--- begin ---

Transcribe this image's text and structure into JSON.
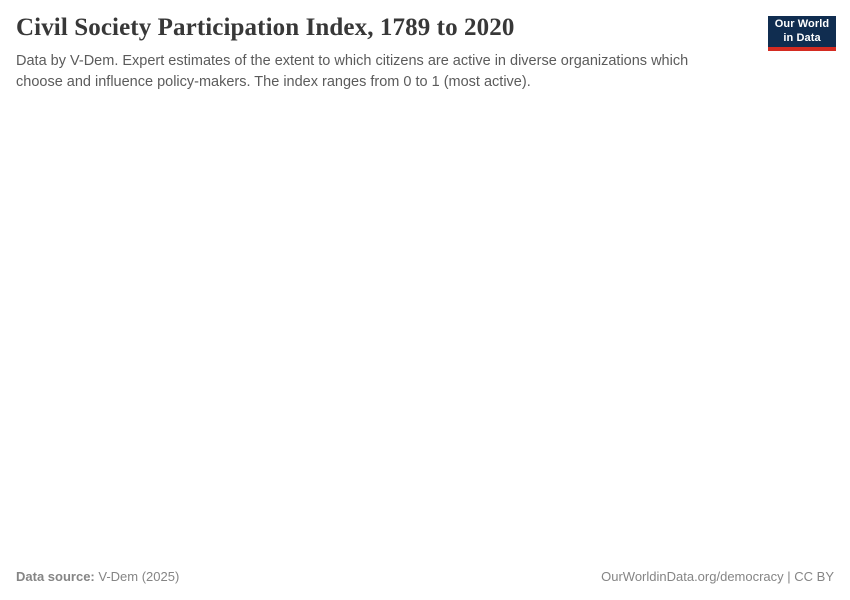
{
  "header": {
    "title": "Civil Society Participation Index, 1789 to 2020",
    "subtitle": "Data by V-Dem. Expert estimates of the extent to which citizens are active in diverse organizations which choose and influence policy-makers. The index ranges from 0 to 1 (most active).",
    "logo": {
      "line1": "Our World",
      "line2": "in Data",
      "bg_color": "#102d50",
      "stripe_color": "#d42b21"
    }
  },
  "footer": {
    "data_source_label": "Data source:",
    "data_source_value": " V-Dem (2025)",
    "url_license_text": "OurWorldinData.org/democracy | CC BY"
  },
  "chart_data": {
    "type": "line",
    "title": "Civil Society Participation Index, 1789 to 2020",
    "xlabel": "",
    "ylabel": "",
    "x_range": [
      1789,
      2020
    ],
    "y_range": [
      0,
      1
    ],
    "series": [],
    "plot_area_rendered": false
  },
  "colors": {
    "title_text": "#383838",
    "subtitle_text": "#5b5b5b",
    "footer_text": "#858585",
    "logo_navy": "#102d50",
    "logo_red": "#d42b21",
    "background": "#ffffff"
  }
}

--- end ---

**Problem statement**
Copy out all the entries exactly. Images stay out of the copy.

**The reply**
Transcribe this image's text and structure into JSON.
{
  "header": {
    "title": "Civil Society Participation Index, 1789 to 2020",
    "subtitle": "Data by V-Dem. Expert estimates of the extent to which citizens are active in diverse organizations which choose and influence policy-makers. The index ranges from 0 to 1 (most active).",
    "logo": {
      "line1": "Our World",
      "line2": "in Data",
      "bg_color": "#102d50",
      "stripe_color": "#d42b21"
    }
  },
  "footer": {
    "data_source_label": "Data source:",
    "data_source_value": " V-Dem (2025)",
    "url_license_text": "OurWorldinData.org/democracy | CC BY"
  },
  "chart_data": {
    "type": "line",
    "title": "Civil Society Participation Index, 1789 to 2020",
    "xlabel": "",
    "ylabel": "",
    "x_range": [
      1789,
      2020
    ],
    "y_range": [
      0,
      1
    ],
    "series": [],
    "plot_area_rendered": false
  },
  "colors": {
    "title_text": "#383838",
    "subtitle_text": "#5b5b5b",
    "footer_text": "#858585",
    "logo_navy": "#102d50",
    "logo_red": "#d42b21",
    "background": "#ffffff"
  }
}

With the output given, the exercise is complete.